- What needs to be done:
Below is a set of records; print all of them exactly as written.

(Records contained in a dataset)
○ ○ ○
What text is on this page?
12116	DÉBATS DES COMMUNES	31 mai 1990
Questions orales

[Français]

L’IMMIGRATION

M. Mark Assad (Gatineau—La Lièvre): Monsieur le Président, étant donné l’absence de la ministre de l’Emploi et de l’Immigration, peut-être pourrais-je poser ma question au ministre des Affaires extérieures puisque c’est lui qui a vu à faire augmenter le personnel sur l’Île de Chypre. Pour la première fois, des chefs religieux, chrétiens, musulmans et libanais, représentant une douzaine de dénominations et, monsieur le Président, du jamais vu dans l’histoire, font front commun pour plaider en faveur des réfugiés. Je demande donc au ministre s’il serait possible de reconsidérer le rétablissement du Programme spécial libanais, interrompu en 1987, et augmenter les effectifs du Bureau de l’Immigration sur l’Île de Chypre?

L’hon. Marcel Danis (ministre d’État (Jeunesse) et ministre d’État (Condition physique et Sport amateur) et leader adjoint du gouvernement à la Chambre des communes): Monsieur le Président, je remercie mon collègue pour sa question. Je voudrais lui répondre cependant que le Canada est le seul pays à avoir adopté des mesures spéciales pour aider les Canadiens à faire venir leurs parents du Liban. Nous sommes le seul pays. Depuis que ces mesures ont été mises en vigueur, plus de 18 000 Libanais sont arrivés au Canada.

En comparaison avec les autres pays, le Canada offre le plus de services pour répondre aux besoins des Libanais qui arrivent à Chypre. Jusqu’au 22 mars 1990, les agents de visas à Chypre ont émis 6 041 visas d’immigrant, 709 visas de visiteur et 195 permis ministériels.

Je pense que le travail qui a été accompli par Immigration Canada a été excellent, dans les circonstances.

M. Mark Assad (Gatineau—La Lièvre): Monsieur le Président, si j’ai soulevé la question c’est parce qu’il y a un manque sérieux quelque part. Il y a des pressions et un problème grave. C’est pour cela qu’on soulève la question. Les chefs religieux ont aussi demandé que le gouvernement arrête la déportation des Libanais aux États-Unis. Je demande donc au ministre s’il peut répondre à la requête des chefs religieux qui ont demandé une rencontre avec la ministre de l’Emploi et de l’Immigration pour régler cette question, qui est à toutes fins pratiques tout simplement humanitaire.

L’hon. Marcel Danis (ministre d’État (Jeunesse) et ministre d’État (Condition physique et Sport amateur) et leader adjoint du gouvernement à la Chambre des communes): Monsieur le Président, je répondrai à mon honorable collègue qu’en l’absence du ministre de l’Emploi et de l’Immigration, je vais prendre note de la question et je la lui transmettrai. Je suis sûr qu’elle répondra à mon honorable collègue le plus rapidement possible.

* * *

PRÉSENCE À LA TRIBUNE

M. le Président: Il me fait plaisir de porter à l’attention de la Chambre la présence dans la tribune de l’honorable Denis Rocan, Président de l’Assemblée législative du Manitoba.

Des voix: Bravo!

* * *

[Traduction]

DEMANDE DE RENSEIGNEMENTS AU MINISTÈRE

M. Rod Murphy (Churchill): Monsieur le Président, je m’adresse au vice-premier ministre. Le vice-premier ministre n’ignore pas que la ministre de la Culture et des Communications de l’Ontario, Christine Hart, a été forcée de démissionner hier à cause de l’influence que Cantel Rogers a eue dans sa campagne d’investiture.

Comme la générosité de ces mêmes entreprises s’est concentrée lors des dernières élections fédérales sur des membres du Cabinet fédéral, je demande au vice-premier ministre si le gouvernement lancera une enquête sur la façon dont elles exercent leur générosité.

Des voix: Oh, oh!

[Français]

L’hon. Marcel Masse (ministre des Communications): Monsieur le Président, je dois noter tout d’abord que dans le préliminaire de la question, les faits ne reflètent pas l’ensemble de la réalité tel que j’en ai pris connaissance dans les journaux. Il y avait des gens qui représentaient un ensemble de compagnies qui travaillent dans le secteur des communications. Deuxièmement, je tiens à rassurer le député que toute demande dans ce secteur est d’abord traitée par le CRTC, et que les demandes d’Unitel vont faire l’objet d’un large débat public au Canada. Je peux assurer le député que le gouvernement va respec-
○ ○ ○
- Problem solution:
What text is on this page?
12116	DÉBATS DES COMMUNES	31 mai 1990
Questions orales

[Français]

L’IMMIGRATION

M. Mark Assad (Gatineau—La Lièvre): Monsieur le Président, étant donné l’absence de la ministre de l’Emploi et de l’Immigration, peut-être pourrais-je poser ma question au ministre des Affaires extérieures puisque c’est lui qui a vu à faire augmenter le personnel sur l’Île de Chypre. Pour la première fois, des chefs religieux, chrétiens, musulmans et libanais, représentant une douzaine de dénominations et, monsieur le Président, du jamais vu dans l’histoire, font front commun pour plaider en faveur des réfugiés. Je demande donc au ministre s’il serait possible de reconsidérer le rétablissement du Programme spécial libanais, interrompu en 1987, et augmenter les effectifs du Bureau de l’Immigration sur l’Île de Chypre?

L’hon. Marcel Danis (ministre d’État (Jeunesse) et ministre d’État (Condition physique et Sport amateur) et leader adjoint du gouvernement à la Chambre des communes): Monsieur le Président, je remercie mon collègue pour sa question. Je voudrais lui répondre cependant que le Canada est le seul pays à avoir adopté des mesures spéciales pour aider les Canadiens à faire venir leurs parents du Liban. Nous sommes le seul pays. Depuis que ces mesures ont été mises en vigueur, plus de 18 000 Libanais sont arrivés au Canada.

En comparaison avec les autres pays, le Canada offre le plus de services pour répondre aux besoins des Libanais qui arrivent à Chypre. Jusqu’au 22 mars 1990, les agents de visas à Chypre ont émis 6 041 visas d’immigrant, 709 visas de visiteur et 195 permis ministériels.

Je pense que le travail qui a été accompli par Immigration Canada a été excellent, dans les circonstances.

M. Mark Assad (Gatineau—La Lièvre): Monsieur le Président, si j’ai soulevé la question c’est parce qu’il y a un manque sérieux quelque part. Il y a des pressions et un problème grave. C’est pour cela qu’on soulève la question. Les chefs religieux ont aussi demandé que le gouvernement arrête la déportation des Libanais aux États-Unis. Je demande donc au ministre s’il peut répondre à la requête des chefs religieux qui ont demandé une rencontre avec la ministre de l’Emploi et de l’Immigration pour régler cette question, qui est à toutes fins pratiques tout simplement humanitaire.

L’hon. Marcel Danis (ministre d’État (Jeunesse) et ministre d’État (Condition physique et Sport amateur) et leader adjoint du gouvernement à la Chambre des communes): Monsieur le Président, je répondrai à mon honorable collègue qu’en l’absence du ministre de l’Emploi et de l’Immigration, je vais prendre note de la question et je la lui transmettrai. Je suis sûr qu’elle répondra à mon honorable collègue le plus rapidement possible.

* * *

PRÉSENCE À LA TRIBUNE

M. le Président: Il me fait plaisir de porter à l’attention de la Chambre la présence dans la tribune de l’honorable Denis Rocan, Président de l’Assemblée législative du Manitoba.

Des voix: Bravo!

* * *

[Traduction]

DEMANDE DE RENSEIGNEMENTS AU MINISTÈRE

M. Rod Murphy (Churchill): Monsieur le Président, je m’adresse au vice-premier ministre. Le vice-premier ministre n’ignore pas que la ministre de la Culture et des Communications de l’Ontario, Christine Hart, a été forcée de démissionner hier à cause de l’influence que Cantel Rogers a eue dans sa campagne d’investiture.

Comme la générosité de ces mêmes entreprises s’est concentrée lors des dernières élections fédérales sur des membres du Cabinet fédéral, je demande au vice-premier ministre si le gouvernement lancera une enquête sur la façon dont elles exercent leur générosité.

Des voix: Oh, oh!

[Français]

L’hon. Marcel Masse (ministre des Communications): Monsieur le Président, je dois noter tout d’abord que dans le préliminaire de la question, les faits ne reflètent pas l’ensemble de la réalité tel que j’en ai pris connaissance dans les journaux. Il y avait des gens qui représentaient un ensemble de compagnies qui travaillent dans le secteur des communications. Deuxièmement, je tiens à rassurer le député que toute demande dans ce secteur est d’abord traitée par le CRTC, et que les demandes d’Unitel vont faire l’objet d’un large débat public au Canada. Je peux assurer le député que le gouvernement va respec-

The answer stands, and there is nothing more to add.